* **Written problem**: Find the string "Калининград" in the data, then copy every line where it is found.
--- START ---
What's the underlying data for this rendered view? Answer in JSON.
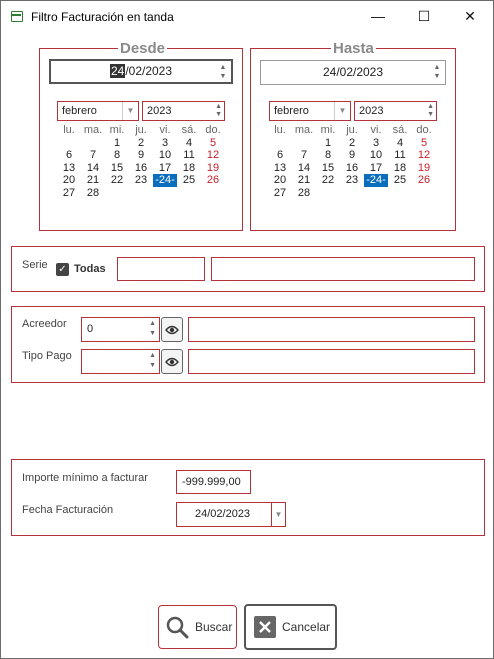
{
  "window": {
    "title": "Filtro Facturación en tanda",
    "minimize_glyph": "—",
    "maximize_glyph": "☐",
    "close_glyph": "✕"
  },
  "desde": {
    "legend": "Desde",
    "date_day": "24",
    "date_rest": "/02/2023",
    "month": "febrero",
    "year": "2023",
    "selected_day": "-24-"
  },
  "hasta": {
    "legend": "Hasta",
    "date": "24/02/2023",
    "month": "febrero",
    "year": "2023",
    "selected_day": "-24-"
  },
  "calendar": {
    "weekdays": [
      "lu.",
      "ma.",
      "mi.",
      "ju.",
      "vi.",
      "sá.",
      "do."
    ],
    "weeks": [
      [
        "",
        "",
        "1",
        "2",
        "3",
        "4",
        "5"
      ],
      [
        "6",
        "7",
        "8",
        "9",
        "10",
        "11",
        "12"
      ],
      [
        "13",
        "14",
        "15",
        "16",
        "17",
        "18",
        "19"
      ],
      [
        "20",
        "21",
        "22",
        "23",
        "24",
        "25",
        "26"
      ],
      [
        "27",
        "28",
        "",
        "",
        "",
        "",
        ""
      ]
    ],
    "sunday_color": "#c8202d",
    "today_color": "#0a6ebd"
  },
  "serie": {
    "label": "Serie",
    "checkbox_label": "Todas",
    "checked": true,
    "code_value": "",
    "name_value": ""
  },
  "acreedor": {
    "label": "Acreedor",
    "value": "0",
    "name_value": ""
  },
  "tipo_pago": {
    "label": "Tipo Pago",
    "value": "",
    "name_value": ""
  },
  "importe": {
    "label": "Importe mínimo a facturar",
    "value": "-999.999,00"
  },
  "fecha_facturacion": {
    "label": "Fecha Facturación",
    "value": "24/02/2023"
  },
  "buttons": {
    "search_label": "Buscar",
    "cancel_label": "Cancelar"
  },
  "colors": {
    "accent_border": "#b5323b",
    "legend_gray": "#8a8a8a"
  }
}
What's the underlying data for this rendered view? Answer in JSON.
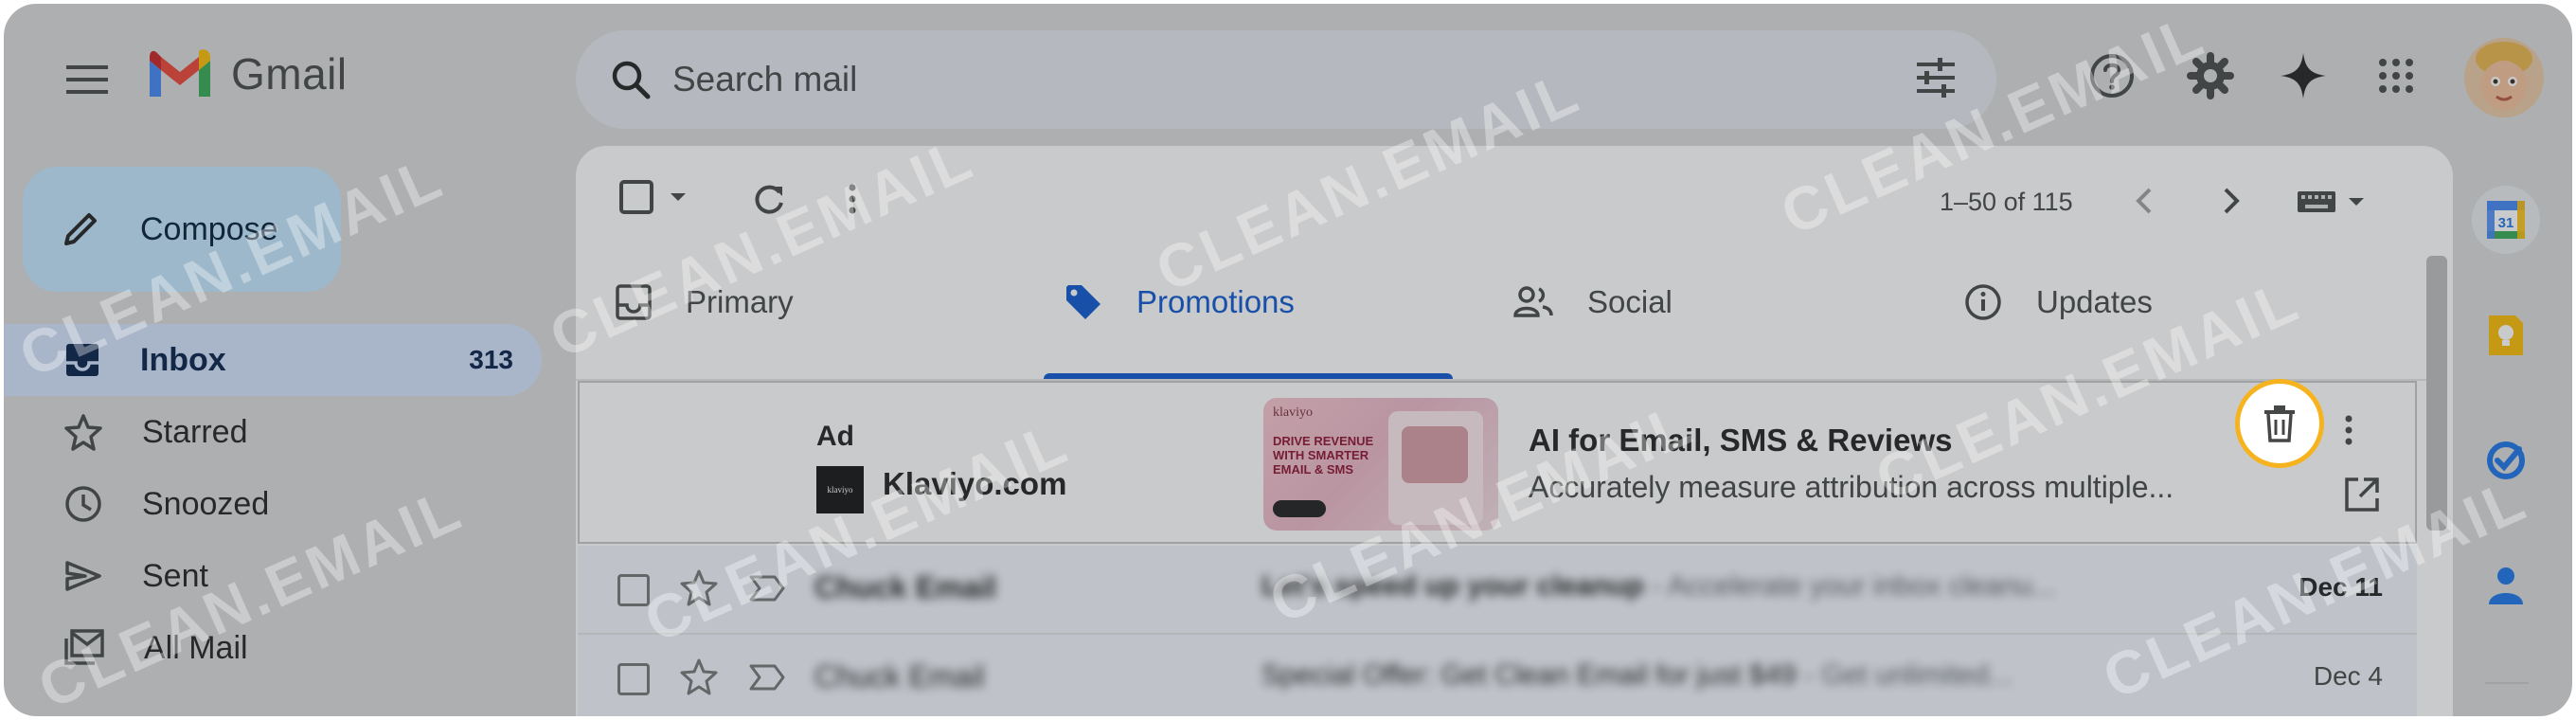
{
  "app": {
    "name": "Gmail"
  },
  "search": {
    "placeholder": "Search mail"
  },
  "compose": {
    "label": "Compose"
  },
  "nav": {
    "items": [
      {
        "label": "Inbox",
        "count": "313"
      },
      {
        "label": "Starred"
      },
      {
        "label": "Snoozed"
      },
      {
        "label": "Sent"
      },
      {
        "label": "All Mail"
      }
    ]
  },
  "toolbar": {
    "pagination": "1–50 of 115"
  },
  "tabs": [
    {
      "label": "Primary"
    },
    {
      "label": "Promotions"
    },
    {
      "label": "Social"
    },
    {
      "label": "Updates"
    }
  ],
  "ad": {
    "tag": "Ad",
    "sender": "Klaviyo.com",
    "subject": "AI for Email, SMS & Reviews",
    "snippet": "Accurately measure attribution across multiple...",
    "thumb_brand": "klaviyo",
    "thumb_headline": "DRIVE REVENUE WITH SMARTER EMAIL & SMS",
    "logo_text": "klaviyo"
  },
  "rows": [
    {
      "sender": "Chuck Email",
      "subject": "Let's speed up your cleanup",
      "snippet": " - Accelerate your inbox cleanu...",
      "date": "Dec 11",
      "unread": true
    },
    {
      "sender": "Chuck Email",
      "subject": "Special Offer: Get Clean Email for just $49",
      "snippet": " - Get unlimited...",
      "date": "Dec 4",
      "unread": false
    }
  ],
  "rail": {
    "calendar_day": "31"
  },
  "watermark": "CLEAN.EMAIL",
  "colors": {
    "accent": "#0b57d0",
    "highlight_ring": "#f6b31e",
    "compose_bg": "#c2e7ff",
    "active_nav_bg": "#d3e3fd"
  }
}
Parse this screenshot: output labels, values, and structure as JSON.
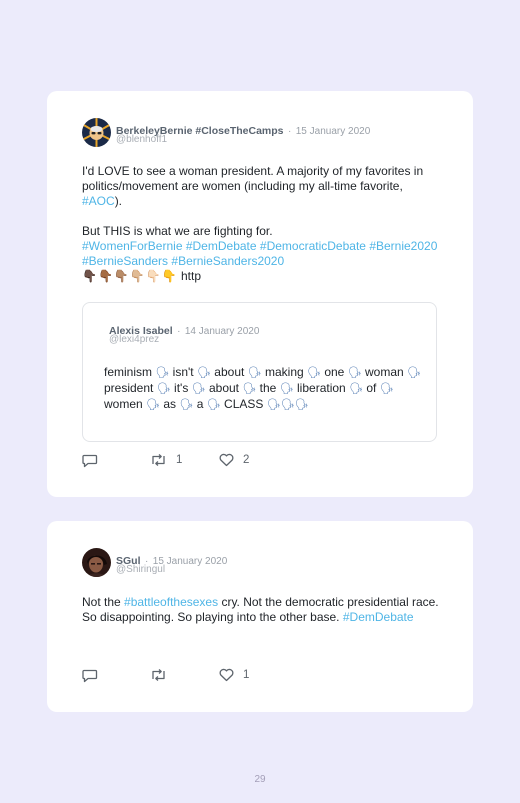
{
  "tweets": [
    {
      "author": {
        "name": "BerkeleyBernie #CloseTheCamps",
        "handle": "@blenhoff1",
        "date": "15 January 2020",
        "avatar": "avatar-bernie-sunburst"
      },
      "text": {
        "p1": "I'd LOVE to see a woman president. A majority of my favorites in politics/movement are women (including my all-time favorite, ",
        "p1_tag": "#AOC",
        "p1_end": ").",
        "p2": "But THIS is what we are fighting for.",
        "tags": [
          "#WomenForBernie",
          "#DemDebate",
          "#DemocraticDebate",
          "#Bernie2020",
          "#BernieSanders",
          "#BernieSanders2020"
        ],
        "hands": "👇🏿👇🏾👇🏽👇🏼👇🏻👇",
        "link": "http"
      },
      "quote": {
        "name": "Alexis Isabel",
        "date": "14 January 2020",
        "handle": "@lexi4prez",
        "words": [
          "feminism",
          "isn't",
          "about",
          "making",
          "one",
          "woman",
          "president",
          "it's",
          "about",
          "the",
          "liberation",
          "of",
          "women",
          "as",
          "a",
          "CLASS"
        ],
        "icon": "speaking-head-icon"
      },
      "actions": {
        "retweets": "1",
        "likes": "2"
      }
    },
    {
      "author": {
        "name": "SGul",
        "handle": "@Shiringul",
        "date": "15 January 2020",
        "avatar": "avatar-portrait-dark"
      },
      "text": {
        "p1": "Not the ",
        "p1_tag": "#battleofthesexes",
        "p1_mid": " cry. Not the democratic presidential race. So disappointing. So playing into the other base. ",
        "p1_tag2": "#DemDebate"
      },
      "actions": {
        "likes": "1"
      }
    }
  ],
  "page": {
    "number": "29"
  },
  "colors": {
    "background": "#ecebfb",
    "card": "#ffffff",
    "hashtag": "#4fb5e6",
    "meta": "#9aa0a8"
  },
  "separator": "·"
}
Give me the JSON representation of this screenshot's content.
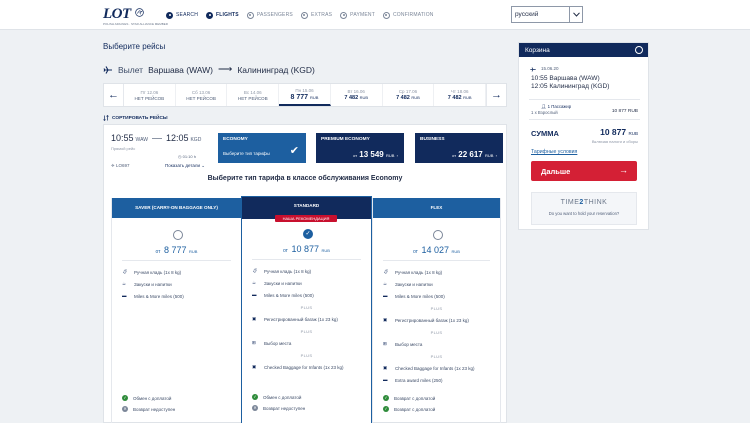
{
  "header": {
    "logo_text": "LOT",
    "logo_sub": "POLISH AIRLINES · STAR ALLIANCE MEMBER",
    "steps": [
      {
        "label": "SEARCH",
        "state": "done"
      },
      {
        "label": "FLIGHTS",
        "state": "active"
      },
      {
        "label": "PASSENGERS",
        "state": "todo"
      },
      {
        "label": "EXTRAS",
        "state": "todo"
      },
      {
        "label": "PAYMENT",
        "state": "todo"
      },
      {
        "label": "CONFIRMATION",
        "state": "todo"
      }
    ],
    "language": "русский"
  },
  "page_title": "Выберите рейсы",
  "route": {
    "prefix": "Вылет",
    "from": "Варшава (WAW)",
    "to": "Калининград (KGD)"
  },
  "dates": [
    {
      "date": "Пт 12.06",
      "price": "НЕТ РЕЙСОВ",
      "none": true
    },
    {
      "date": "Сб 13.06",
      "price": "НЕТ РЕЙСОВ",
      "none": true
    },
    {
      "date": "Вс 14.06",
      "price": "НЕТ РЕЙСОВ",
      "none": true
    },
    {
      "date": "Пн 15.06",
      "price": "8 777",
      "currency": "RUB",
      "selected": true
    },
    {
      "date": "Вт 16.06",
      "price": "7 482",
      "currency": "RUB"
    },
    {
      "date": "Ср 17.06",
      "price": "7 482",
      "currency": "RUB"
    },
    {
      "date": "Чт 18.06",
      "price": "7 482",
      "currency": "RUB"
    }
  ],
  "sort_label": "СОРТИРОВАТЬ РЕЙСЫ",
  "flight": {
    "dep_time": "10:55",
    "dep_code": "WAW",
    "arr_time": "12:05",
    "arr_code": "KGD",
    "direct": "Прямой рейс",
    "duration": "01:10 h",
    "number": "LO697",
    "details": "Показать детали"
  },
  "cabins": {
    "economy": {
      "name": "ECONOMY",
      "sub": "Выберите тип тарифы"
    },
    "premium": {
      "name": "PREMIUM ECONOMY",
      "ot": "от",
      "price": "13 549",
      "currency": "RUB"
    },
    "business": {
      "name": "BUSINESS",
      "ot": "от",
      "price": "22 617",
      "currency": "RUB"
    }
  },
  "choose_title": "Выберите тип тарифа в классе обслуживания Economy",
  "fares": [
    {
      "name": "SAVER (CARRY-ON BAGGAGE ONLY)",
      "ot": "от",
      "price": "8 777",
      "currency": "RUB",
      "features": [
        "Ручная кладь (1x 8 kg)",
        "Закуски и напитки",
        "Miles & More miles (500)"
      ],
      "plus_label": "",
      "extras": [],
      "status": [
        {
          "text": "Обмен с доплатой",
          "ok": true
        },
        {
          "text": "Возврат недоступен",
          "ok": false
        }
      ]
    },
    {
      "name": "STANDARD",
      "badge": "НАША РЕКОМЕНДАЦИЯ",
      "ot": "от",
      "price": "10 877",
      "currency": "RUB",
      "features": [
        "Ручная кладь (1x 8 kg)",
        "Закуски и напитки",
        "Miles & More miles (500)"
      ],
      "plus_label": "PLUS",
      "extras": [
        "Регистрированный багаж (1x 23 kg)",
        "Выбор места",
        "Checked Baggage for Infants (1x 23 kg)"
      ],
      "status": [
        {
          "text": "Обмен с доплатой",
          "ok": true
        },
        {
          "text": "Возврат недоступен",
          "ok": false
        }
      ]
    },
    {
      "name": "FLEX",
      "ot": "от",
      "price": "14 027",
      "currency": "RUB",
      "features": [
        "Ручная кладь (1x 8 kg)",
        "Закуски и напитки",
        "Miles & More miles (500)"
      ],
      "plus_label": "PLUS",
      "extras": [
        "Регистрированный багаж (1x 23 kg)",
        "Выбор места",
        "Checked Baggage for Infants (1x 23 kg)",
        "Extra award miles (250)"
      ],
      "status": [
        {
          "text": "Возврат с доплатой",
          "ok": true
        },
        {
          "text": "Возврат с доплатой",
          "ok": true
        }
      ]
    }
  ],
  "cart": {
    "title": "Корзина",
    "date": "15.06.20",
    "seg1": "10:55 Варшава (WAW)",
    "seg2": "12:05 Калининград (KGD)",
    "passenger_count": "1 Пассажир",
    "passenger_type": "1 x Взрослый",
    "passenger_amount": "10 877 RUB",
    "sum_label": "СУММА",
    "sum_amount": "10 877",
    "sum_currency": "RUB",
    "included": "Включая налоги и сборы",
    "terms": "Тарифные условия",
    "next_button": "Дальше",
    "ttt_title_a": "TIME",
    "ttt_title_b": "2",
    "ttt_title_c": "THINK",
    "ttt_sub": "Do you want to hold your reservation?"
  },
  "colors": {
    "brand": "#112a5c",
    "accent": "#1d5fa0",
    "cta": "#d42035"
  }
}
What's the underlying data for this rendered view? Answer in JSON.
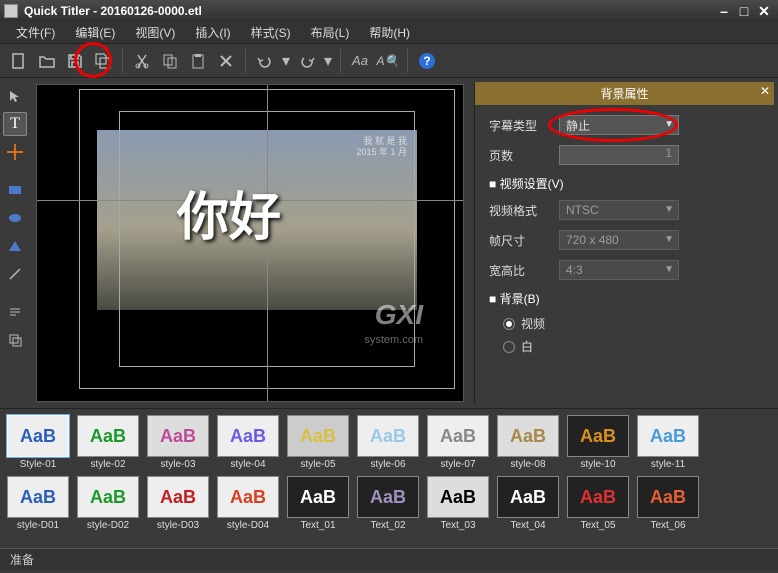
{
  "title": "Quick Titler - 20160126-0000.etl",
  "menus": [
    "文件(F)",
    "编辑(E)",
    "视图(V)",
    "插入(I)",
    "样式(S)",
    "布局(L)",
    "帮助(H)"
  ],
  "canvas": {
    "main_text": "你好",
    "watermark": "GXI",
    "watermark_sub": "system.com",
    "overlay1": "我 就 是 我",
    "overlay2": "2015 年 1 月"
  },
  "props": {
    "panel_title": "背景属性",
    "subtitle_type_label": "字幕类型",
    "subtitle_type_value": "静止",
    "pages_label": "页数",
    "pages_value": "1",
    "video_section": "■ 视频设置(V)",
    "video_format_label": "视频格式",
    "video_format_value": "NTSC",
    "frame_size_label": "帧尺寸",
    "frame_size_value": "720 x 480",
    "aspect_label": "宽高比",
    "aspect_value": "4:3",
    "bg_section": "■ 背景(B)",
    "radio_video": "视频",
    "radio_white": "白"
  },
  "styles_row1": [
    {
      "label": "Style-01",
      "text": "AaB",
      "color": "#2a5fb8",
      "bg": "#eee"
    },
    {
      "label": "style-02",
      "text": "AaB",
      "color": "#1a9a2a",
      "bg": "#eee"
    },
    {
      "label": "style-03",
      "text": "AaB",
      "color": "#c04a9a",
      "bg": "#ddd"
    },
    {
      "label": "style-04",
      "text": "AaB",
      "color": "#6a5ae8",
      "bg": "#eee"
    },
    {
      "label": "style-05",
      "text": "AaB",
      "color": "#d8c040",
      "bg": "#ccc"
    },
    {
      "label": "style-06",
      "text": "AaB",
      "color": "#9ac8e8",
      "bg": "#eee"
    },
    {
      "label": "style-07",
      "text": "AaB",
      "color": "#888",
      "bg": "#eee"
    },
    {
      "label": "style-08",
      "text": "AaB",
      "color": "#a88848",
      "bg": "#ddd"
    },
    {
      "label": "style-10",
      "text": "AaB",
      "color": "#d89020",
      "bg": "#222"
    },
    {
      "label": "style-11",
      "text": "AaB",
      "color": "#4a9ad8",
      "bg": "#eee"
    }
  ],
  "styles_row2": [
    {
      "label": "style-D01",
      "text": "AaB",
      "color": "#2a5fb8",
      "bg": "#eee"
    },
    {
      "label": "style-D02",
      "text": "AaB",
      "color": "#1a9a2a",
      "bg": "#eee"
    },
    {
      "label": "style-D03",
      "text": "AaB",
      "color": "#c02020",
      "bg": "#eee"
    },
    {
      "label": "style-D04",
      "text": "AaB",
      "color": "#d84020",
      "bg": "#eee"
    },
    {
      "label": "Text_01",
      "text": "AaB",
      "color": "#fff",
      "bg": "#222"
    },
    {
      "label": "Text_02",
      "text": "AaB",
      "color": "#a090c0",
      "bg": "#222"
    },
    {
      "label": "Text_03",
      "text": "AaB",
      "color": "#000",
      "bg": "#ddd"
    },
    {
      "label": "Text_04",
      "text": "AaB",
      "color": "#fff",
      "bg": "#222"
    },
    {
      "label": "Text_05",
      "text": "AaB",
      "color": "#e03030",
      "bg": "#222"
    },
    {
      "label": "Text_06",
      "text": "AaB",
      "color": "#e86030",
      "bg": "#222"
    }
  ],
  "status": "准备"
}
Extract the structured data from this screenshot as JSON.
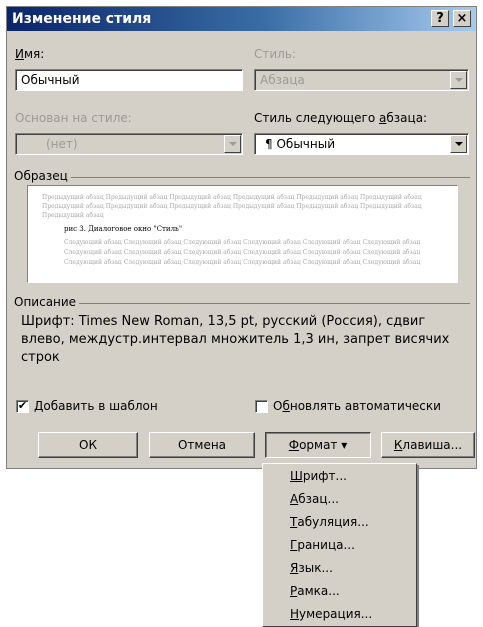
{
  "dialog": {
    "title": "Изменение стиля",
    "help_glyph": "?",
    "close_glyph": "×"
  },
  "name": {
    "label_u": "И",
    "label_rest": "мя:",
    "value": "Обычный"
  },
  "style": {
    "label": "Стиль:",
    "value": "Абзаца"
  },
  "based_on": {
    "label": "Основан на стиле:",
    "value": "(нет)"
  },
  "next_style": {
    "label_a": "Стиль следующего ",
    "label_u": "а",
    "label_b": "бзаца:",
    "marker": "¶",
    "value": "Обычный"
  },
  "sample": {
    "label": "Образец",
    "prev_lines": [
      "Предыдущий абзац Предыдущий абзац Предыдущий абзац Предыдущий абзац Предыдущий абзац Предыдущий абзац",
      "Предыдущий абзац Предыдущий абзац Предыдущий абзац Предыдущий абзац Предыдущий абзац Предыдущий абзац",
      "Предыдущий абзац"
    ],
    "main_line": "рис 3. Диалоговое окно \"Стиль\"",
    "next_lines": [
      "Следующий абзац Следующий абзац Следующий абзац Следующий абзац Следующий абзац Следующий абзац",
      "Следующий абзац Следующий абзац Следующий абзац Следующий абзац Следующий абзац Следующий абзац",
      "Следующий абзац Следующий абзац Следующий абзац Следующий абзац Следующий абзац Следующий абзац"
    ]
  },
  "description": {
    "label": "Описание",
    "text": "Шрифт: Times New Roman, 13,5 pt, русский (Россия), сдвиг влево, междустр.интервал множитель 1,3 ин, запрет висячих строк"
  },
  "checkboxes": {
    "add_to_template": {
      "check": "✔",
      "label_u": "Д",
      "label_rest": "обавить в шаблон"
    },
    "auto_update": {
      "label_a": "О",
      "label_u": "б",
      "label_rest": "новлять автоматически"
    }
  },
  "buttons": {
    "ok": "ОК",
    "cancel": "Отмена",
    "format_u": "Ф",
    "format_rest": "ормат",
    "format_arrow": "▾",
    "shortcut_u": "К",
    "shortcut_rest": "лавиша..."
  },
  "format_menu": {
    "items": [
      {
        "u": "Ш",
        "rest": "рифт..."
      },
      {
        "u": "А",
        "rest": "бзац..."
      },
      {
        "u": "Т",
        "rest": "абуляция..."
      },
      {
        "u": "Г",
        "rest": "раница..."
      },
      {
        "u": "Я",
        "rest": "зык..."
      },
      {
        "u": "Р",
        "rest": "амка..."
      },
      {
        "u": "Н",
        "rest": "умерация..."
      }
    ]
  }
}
--- END ---
* **The output**:
    "to": "Калининград (KGD)"
    "seg2": "12:05 Калининград (KGD)",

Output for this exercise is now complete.